Examine each line of the data. Copy those that contain the string "from".

════════════════

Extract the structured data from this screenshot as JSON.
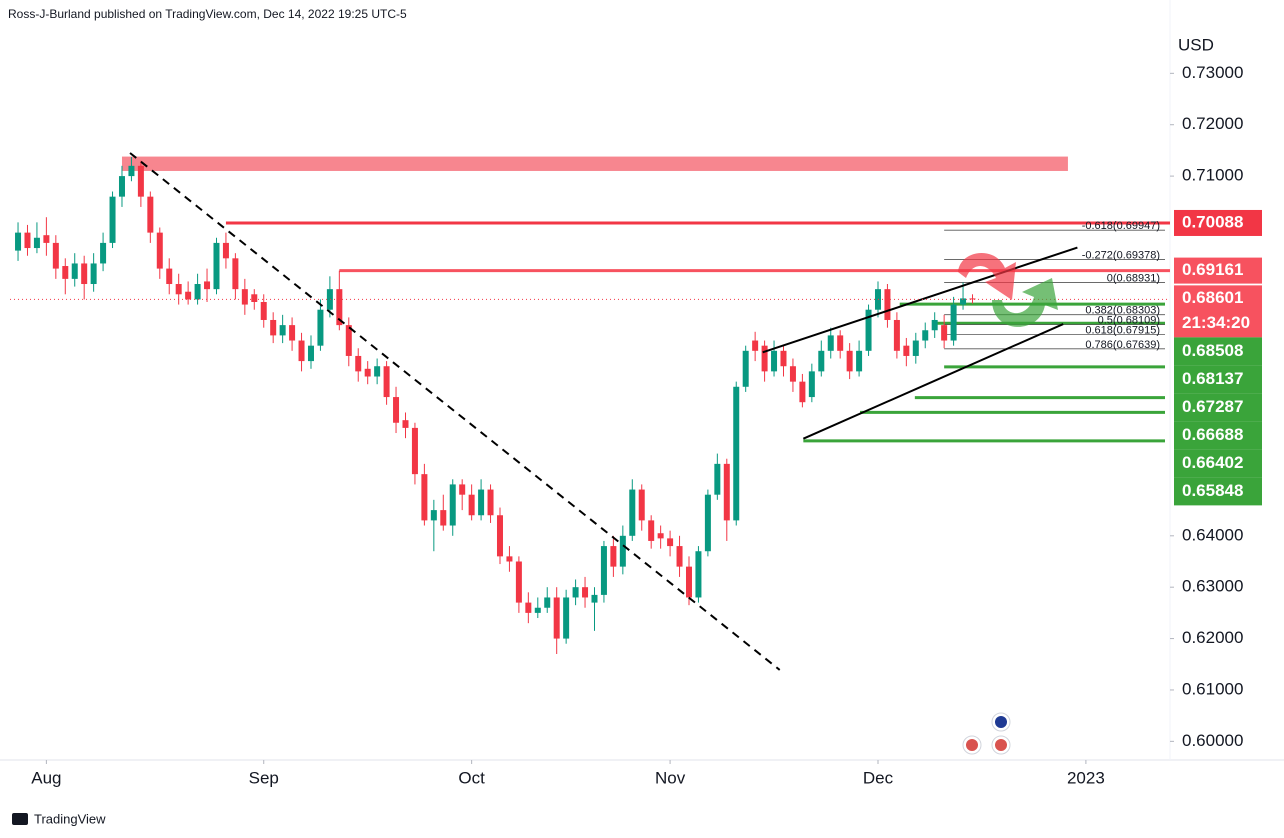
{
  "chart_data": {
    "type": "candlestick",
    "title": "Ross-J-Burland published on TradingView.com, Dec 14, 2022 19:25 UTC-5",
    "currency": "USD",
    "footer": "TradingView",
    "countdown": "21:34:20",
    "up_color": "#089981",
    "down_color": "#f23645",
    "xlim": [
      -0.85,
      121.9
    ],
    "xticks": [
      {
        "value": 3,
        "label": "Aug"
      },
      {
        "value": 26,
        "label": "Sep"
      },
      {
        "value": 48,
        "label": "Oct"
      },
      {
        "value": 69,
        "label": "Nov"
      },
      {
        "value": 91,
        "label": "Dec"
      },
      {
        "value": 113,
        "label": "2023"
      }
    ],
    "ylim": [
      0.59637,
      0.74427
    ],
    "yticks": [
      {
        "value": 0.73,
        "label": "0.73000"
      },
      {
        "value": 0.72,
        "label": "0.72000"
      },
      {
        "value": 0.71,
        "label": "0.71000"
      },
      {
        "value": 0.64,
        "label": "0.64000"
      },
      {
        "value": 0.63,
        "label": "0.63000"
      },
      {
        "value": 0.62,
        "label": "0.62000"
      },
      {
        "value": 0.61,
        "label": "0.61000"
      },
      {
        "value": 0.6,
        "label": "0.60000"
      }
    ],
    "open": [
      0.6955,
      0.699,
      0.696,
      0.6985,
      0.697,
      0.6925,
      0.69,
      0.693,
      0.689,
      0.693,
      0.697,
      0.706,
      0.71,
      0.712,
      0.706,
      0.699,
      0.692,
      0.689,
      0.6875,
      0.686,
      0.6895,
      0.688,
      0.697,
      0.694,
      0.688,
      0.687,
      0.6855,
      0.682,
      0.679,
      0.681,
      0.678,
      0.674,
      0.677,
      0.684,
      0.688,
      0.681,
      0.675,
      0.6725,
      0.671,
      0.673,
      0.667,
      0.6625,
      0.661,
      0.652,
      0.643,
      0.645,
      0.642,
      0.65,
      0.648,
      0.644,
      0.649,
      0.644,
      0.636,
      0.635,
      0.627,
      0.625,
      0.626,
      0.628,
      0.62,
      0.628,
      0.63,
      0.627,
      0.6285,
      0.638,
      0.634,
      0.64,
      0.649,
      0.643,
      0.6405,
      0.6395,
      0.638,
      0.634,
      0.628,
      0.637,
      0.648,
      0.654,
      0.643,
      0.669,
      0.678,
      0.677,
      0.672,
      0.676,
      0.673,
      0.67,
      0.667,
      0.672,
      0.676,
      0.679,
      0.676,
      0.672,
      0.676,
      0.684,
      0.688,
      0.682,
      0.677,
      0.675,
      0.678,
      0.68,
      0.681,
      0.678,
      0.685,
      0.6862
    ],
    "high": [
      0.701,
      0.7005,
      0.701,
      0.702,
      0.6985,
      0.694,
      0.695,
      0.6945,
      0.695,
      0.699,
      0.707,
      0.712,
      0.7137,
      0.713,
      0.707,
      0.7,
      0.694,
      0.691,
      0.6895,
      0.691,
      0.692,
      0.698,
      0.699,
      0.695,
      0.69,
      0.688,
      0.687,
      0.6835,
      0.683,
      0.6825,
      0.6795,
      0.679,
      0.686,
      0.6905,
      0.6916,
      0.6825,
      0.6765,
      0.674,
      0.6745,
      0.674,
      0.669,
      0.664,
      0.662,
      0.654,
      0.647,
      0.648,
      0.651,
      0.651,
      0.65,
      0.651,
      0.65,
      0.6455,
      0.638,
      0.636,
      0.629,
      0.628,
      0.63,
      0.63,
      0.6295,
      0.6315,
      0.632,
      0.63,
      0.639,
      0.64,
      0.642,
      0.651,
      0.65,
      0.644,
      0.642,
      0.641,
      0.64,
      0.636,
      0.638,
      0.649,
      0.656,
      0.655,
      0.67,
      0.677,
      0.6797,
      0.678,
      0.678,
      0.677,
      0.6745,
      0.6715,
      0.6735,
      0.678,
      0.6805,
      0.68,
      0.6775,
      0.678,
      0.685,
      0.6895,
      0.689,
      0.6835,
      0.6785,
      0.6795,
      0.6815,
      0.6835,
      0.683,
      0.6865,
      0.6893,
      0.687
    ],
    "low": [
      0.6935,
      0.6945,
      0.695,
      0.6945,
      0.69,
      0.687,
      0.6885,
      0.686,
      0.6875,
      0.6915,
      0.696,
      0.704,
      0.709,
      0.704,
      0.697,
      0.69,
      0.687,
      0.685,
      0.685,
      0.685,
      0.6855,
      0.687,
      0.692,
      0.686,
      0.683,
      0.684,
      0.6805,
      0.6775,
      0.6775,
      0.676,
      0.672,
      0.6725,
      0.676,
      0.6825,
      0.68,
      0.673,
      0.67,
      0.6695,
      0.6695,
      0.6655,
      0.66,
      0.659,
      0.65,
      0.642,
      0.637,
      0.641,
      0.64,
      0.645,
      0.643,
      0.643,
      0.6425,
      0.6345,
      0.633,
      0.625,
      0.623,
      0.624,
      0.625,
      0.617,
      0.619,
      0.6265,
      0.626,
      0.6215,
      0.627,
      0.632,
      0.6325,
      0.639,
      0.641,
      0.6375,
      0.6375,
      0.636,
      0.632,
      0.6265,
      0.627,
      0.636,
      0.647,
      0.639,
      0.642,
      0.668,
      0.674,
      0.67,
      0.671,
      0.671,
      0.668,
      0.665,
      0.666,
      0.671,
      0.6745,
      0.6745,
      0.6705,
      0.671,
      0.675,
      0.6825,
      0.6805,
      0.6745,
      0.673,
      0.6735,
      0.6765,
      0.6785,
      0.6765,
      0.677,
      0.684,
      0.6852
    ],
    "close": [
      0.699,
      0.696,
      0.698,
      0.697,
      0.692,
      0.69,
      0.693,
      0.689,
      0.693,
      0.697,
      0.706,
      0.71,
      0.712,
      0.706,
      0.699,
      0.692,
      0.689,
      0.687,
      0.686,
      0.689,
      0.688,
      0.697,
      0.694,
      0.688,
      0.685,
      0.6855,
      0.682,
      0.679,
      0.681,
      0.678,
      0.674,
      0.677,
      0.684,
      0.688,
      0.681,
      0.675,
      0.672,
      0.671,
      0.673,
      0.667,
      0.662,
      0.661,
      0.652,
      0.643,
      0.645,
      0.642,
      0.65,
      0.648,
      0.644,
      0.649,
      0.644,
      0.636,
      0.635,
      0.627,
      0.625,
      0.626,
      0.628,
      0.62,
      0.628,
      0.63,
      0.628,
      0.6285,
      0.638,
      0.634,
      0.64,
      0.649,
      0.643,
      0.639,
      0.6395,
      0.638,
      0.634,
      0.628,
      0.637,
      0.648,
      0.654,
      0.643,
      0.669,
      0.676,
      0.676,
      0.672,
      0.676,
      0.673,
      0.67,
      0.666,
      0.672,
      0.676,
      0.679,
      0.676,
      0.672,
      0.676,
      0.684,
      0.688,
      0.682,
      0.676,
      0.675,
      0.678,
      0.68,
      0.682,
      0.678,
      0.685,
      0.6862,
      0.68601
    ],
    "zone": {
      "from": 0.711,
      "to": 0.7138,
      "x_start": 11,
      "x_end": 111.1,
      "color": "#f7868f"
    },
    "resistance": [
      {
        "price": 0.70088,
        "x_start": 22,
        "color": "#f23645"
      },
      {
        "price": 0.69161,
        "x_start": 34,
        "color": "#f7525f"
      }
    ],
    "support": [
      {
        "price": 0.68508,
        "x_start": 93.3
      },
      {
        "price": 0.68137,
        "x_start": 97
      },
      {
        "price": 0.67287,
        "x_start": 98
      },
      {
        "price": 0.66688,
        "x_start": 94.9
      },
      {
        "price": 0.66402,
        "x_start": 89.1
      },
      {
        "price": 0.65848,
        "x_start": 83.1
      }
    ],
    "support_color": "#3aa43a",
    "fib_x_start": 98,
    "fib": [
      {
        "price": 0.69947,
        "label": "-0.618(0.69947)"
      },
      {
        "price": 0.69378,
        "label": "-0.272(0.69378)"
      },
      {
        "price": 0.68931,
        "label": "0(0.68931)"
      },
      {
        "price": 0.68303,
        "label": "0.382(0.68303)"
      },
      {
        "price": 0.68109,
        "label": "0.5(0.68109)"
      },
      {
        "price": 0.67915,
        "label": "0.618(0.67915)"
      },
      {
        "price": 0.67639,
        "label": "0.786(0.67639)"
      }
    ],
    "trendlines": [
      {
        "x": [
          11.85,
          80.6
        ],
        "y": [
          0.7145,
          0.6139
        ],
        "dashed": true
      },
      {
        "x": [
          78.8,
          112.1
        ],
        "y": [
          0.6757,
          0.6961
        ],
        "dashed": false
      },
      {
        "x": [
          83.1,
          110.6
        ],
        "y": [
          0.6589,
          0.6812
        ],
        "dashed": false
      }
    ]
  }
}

════════════════

The reply:
Extract the structured data from this screenshot as JSON.
      "from": 0.711,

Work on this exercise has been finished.